[Dataset listings of figures]

>> start

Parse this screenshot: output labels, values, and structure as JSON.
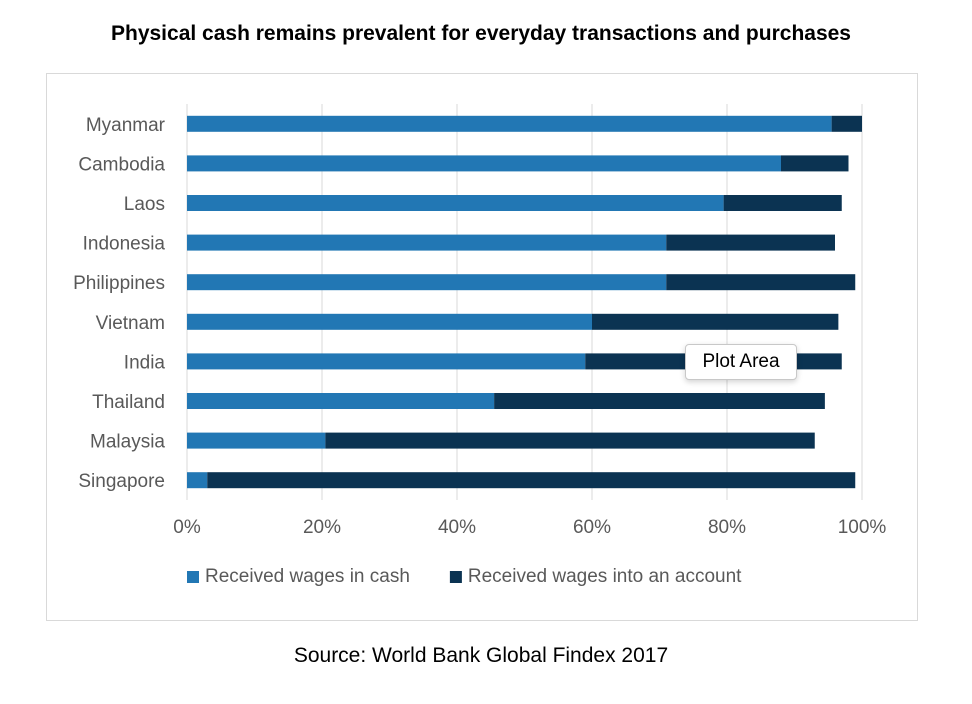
{
  "title": "Physical cash remains prevalent for everyday transactions and purchases",
  "source": "Source: World Bank Global Findex 2017",
  "tooltip": "Plot Area",
  "colors": {
    "cash": "#2277b4",
    "account": "#0b3352",
    "grid": "#d9d9d9",
    "text": "#595959"
  },
  "chart_data": {
    "type": "bar",
    "orientation": "horizontal",
    "stacked": true,
    "categories": [
      "Myanmar",
      "Cambodia",
      "Laos",
      "Indonesia",
      "Philippines",
      "Vietnam",
      "India",
      "Thailand",
      "Malaysia",
      "Singapore"
    ],
    "series": [
      {
        "name": "Received wages in cash",
        "values": [
          95.5,
          88,
          79.5,
          71,
          71,
          60,
          59,
          45.5,
          20.5,
          3
        ]
      },
      {
        "name": "Received wages into an account",
        "values": [
          4.5,
          10,
          17.5,
          25,
          28,
          36.5,
          38,
          49,
          72.5,
          96
        ]
      }
    ],
    "x_ticks": [
      "0%",
      "20%",
      "40%",
      "60%",
      "80%",
      "100%"
    ],
    "xlim": [
      0,
      100
    ],
    "grid": true,
    "legend": "bottom"
  }
}
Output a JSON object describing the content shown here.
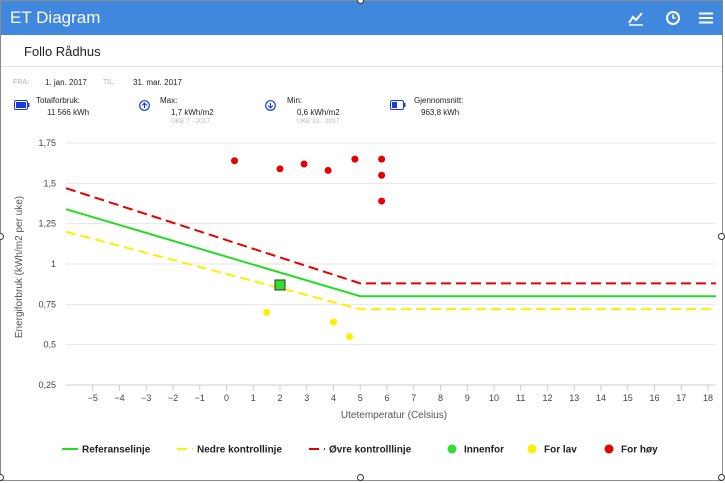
{
  "app": {
    "title": "ET Diagram"
  },
  "page": {
    "title": "Follo Rådhus"
  },
  "period": {
    "from_label": "FRA:",
    "from_value": "1. jan. 2017",
    "to_label": "TIL:",
    "to_value": "31. mar. 2017"
  },
  "stats": {
    "total": {
      "label": "Totalforbruk:",
      "value": "11 566 kWh"
    },
    "max": {
      "label": "Max:",
      "value": "1,7 kWh/m2",
      "sub": "UKE 7 - 2017"
    },
    "min": {
      "label": "Min:",
      "value": "0,6 kWh/m2",
      "sub": "UKE 13 - 2017"
    },
    "avg": {
      "label": "Gjennomsnitt:",
      "value": "963,8 kWh"
    }
  },
  "icons": [
    "chart-line-icon",
    "clock-icon",
    "menu-icon",
    "battery-full-icon",
    "arrow-up-circle-icon",
    "arrow-down-circle-icon",
    "battery-half-icon"
  ],
  "colors": {
    "header": "#3f88de",
    "reference": "#22dd22",
    "lower": "#ffee00",
    "upper": "#e60000",
    "inside": "#33dd33",
    "low": "#ffee00",
    "high": "#e60000"
  },
  "chart_data": {
    "type": "scatter",
    "xlabel": "Utetemperatur (Celsius)",
    "ylabel": "Energiforbruk (kWh/m2 per uke)",
    "xlim": [
      -6,
      18.3
    ],
    "ylim": [
      0.25,
      1.75
    ],
    "x_ticks": [
      "−5",
      "−4",
      "−3",
      "−2",
      "−1",
      "0",
      "1",
      "2",
      "3",
      "4",
      "5",
      "6",
      "7",
      "8",
      "9",
      "10",
      "11",
      "12",
      "13",
      "14",
      "15",
      "16",
      "17",
      "18"
    ],
    "y_ticks": [
      "1,75",
      "1,5",
      "1,25",
      "1",
      "0,75",
      "0,5",
      "0,25"
    ],
    "lines": [
      {
        "name": "Referanselinje",
        "x": [
          -6,
          5,
          18.3
        ],
        "y": [
          1.34,
          0.8,
          0.8
        ],
        "color": "#22dd22",
        "dash": false
      },
      {
        "name": "Nedre kontrollinje",
        "x": [
          -6,
          5,
          18.3
        ],
        "y": [
          1.2,
          0.72,
          0.72
        ],
        "color": "#ffee00",
        "dash": true
      },
      {
        "name": "Øvre kontrolllinje",
        "x": [
          -6,
          5,
          18.3
        ],
        "y": [
          1.47,
          0.88,
          0.88
        ],
        "color": "#e60000",
        "dash": true
      }
    ],
    "series": [
      {
        "name": "Innenfor",
        "points": [
          [
            2.0,
            0.87
          ]
        ],
        "color": "#33dd33",
        "marker": "square"
      },
      {
        "name": "For lav",
        "points": [
          [
            1.5,
            0.7
          ],
          [
            4.0,
            0.64
          ],
          [
            4.6,
            0.55
          ]
        ],
        "color": "#ffee00",
        "marker": "circle"
      },
      {
        "name": "For høy",
        "points": [
          [
            0.3,
            1.64
          ],
          [
            2.0,
            1.59
          ],
          [
            2.9,
            1.62
          ],
          [
            3.8,
            1.58
          ],
          [
            4.8,
            1.65
          ],
          [
            5.8,
            1.65
          ],
          [
            5.8,
            1.55
          ],
          [
            5.8,
            1.39
          ]
        ],
        "color": "#e60000",
        "marker": "circle"
      }
    ],
    "legend": [
      {
        "label": "Referanselinje",
        "kind": "line",
        "color": "#22dd22"
      },
      {
        "label": "Nedre kontrollinje",
        "kind": "dashed",
        "color": "#ffee00"
      },
      {
        "label": "Øvre kontrolllinje",
        "kind": "dashed",
        "color": "#e60000"
      },
      {
        "label": "Innenfor",
        "kind": "dot",
        "color": "#33dd33"
      },
      {
        "label": "For lav",
        "kind": "dot",
        "color": "#ffee00"
      },
      {
        "label": "For høy",
        "kind": "dot",
        "color": "#e60000"
      }
    ],
    "legend_position": "bottom",
    "grid": true
  }
}
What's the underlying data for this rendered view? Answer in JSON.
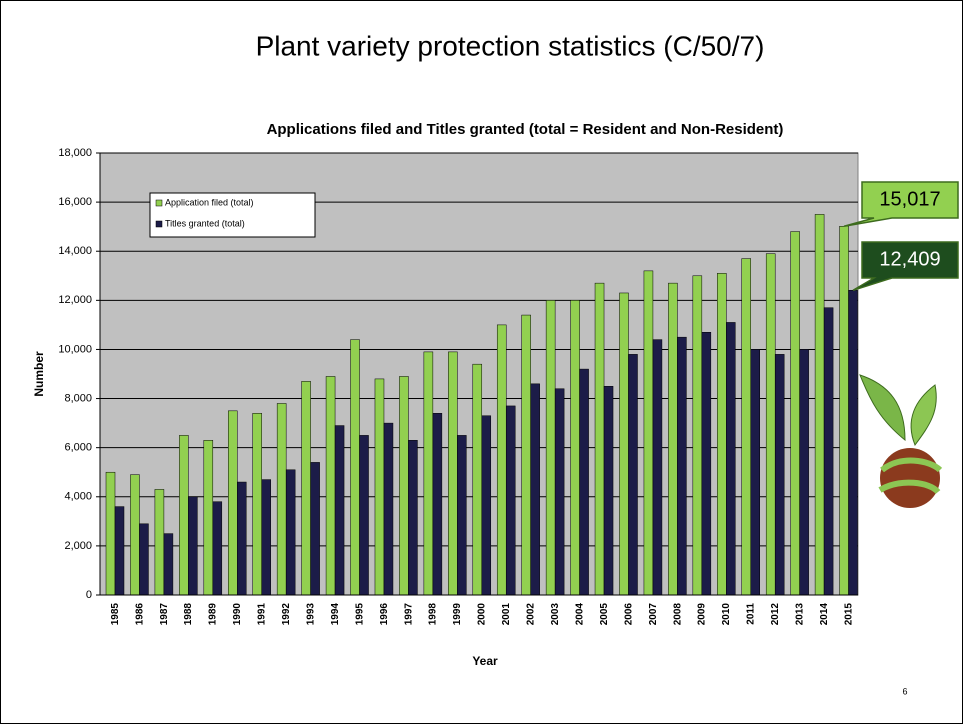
{
  "slide_title": "Plant variety protection statistics (C/50/7)",
  "page_number": "6",
  "chart_data": {
    "type": "bar",
    "title": "Applications filed and Titles granted (total = Resident and Non-Resident)",
    "x_label": "Year",
    "y_label": "Number",
    "categories": [
      "1985",
      "1986",
      "1987",
      "1988",
      "1989",
      "1990",
      "1991",
      "1992",
      "1993",
      "1994",
      "1995",
      "1996",
      "1997",
      "1998",
      "1999",
      "2000",
      "2001",
      "2002",
      "2003",
      "2004",
      "2005",
      "2006",
      "2007",
      "2008",
      "2009",
      "2010",
      "2011",
      "2012",
      "2013",
      "2014",
      "2015"
    ],
    "series": [
      {
        "name": "Application filed (total)",
        "color": "#92d050",
        "values": [
          5000,
          4900,
          4300,
          6500,
          6300,
          7500,
          7400,
          7800,
          8700,
          8900,
          10400,
          8800,
          8900,
          9900,
          9900,
          9400,
          11000,
          11400,
          12000,
          12000,
          12700,
          12300,
          13200,
          12700,
          13000,
          13100,
          13700,
          13900,
          14800,
          15500,
          15017
        ],
        "value_labels": [
          null,
          null,
          null,
          null,
          null,
          null,
          null,
          null,
          null,
          null,
          null,
          null,
          null,
          null,
          null,
          null,
          null,
          null,
          null,
          null,
          null,
          null,
          null,
          null,
          null,
          null,
          null,
          null,
          null,
          null,
          "15,017"
        ]
      },
      {
        "name": "Titles granted (total)",
        "color": "#1c1c48",
        "values": [
          3600,
          2900,
          2500,
          4000,
          3800,
          4600,
          4700,
          5100,
          5400,
          6900,
          6500,
          7000,
          6300,
          7400,
          6500,
          7300,
          7700,
          8600,
          8400,
          9200,
          8500,
          9800,
          10400,
          10500,
          10700,
          11100,
          10000,
          9800,
          10000,
          11700,
          12409
        ],
        "value_labels": [
          null,
          null,
          null,
          null,
          null,
          null,
          null,
          null,
          null,
          null,
          null,
          null,
          null,
          null,
          null,
          null,
          null,
          null,
          null,
          null,
          null,
          null,
          null,
          null,
          null,
          null,
          null,
          null,
          null,
          null,
          "12,409"
        ]
      }
    ],
    "ylim": [
      0,
      18000
    ],
    "yticks": [
      0,
      {
        "value": 2000,
        "label": "2,000"
      },
      {
        "value": 4000,
        "label": "4,000"
      },
      {
        "value": 6000,
        "label": "6,000"
      },
      {
        "value": 8000,
        "label": "8,000"
      },
      {
        "value": 10000,
        "label": "10,000"
      },
      {
        "value": 12000,
        "label": "12,000"
      },
      {
        "value": 14000,
        "label": "14,000"
      },
      {
        "value": 16000,
        "label": "16,000"
      },
      {
        "value": 18000,
        "label": "18,000"
      }
    ],
    "grid": true
  }
}
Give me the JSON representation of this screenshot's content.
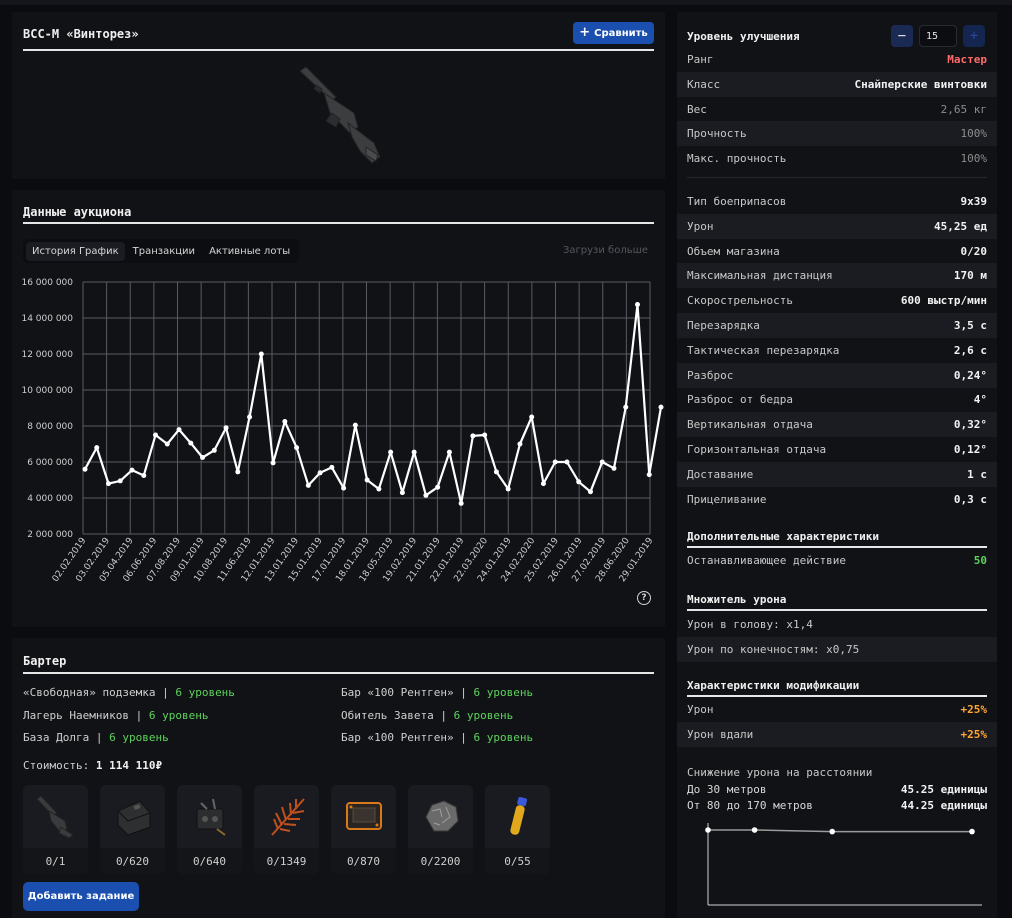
{
  "item": {
    "title": "ВСС-М «Винторез»",
    "compare_label": "Сравнить"
  },
  "auction": {
    "title": "Данные аукциона",
    "tabs": [
      "История График",
      "Транзакции",
      "Активные лоты"
    ],
    "load_more": "Загрузи больше"
  },
  "chart_data": {
    "type": "line",
    "title": "",
    "xlabel": "",
    "ylabel": "",
    "ylim": [
      2000000,
      16000000
    ],
    "yticks": [
      "2 000 000",
      "4 000 000",
      "6 000 000",
      "8 000 000",
      "10 000 000",
      "12 000 000",
      "14 000 000",
      "16 000 000"
    ],
    "ytick_values": [
      2000000,
      4000000,
      6000000,
      8000000,
      10000000,
      12000000,
      14000000,
      16000000
    ],
    "xtick_labels": [
      "02.02.2019",
      "03.02.2019",
      "05.04.2019",
      "06.06.2019",
      "07.08.2019",
      "09.01.2019",
      "10.08.2019",
      "11.06.2019",
      "12.01.2019",
      "13.01.2019",
      "15.01.2019",
      "17.01.2019",
      "18.01.2019",
      "18.05.2019",
      "19.02.2019",
      "21.01.2019",
      "22.01.2019",
      "22.03.2020",
      "24.01.2019",
      "24.02.2020",
      "25.02.2019",
      "26.01.2019",
      "27.02.2019",
      "28.06.2020",
      "29.01.2019"
    ],
    "grid": true,
    "series": [
      {
        "values": [
          5600000,
          6800000,
          4800000,
          4950000,
          5550000,
          5250000,
          7500000,
          7000000,
          7800000,
          7050000,
          6250000,
          6650000,
          7900000,
          5450000,
          8500000,
          12000000,
          5950000,
          8250000,
          6800000,
          4700000,
          5400000,
          5700000,
          4550000,
          8050000,
          5000000,
          4500000,
          6550000,
          4300000,
          6550000,
          4150000,
          4600000,
          6550000,
          3700000,
          7450000,
          7500000,
          5450000,
          4500000,
          7000000,
          8500000,
          4800000,
          6000000,
          6000000,
          4900000,
          4350000,
          6000000,
          5650000,
          9050000,
          14750000,
          5300000,
          9050000
        ]
      }
    ]
  },
  "barter": {
    "title": "Бартер",
    "left": [
      {
        "place": "«Свободная» подземка",
        "level": "6 уровень"
      },
      {
        "place": "Лагерь Наемников",
        "level": "6 уровень"
      },
      {
        "place": "База Долга",
        "level": "6 уровень"
      }
    ],
    "right": [
      {
        "place": "Бар «100 Рентген»",
        "level": "6 уровень"
      },
      {
        "place": "Обитель Завета",
        "level": "6 уровень"
      },
      {
        "place": "Бар «100 Рентген»",
        "level": "6 уровень"
      }
    ],
    "separator": "|",
    "cost_label": "Стоимость:",
    "cost_value": "1 114 110₽",
    "items": [
      "0/1",
      "0/620",
      "0/640",
      "0/1349",
      "0/870",
      "0/2200",
      "0/55"
    ],
    "add_task_label": "Добавить задание"
  },
  "stats": {
    "upgrade_label": "Уровень улучшения",
    "upgrade_value": "15",
    "minus": "−",
    "plus": "+",
    "basic": [
      {
        "k": "Ранг",
        "v": "Мастер"
      },
      {
        "k": "Класс",
        "v": "Снайперские винтовки"
      },
      {
        "k": "Вес",
        "v": "2,65 кг"
      },
      {
        "k": "Прочность",
        "v": "100%"
      },
      {
        "k": "Макс. прочность",
        "v": "100%"
      }
    ],
    "weapon": [
      {
        "k": "Тип боеприпасов",
        "v": "9x39"
      },
      {
        "k": "Урон",
        "v": "45,25 ед"
      },
      {
        "k": "Объем магазина",
        "v": "0/20"
      },
      {
        "k": "Максимальная дистанция",
        "v": "170 м"
      },
      {
        "k": "Скорострельность",
        "v": "600 выстр/мин"
      },
      {
        "k": "Перезарядка",
        "v": "3,5 с"
      },
      {
        "k": "Тактическая перезарядка",
        "v": "2,6 с"
      },
      {
        "k": "Разброс",
        "v": "0,24°"
      },
      {
        "k": "Разброс от бедра",
        "v": "4°"
      },
      {
        "k": "Вертикальная отдача",
        "v": "0,32°"
      },
      {
        "k": "Горизонтальная отдача",
        "v": "0,12°"
      },
      {
        "k": "Доставание",
        "v": "1 с"
      },
      {
        "k": "Прицеливание",
        "v": "0,3 с"
      }
    ],
    "extra_title": "Дополнительные характеристики",
    "extra": [
      {
        "k": "Останавливающее действие",
        "v": "50"
      }
    ],
    "mult_title": "Множитель урона",
    "mult": [
      {
        "k": "Урон в голову: x1,4"
      },
      {
        "k": "Урон по конечностям: x0,75"
      }
    ],
    "mod_title": "Характеристики модификации",
    "mod": [
      {
        "k": "Урон",
        "v": "+25%"
      },
      {
        "k": "Урон вдали",
        "v": "+25%"
      }
    ],
    "drop_title": "Снижение урона на расстоянии",
    "drop": [
      {
        "k": "До 30 метров",
        "v": "45.25 единицы"
      },
      {
        "k": "От 80 до 170 метров",
        "v": "44.25 единицы"
      }
    ],
    "drop_chart": {
      "type": "line",
      "x": [
        0,
        30,
        80,
        170
      ],
      "y": [
        45.25,
        45.25,
        44.25,
        44.25
      ]
    }
  },
  "colors": {
    "accent": "#1a4fb0",
    "level_green": "#5dd35d",
    "rank_red": "#ff6a6a",
    "mod_orange": "#ffa534"
  }
}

>> end

Task
Copy all lines from the data that hold the word "wages".

Completed exercise
        "name": "Received wages in cash",
        "name": "Received wages into an account",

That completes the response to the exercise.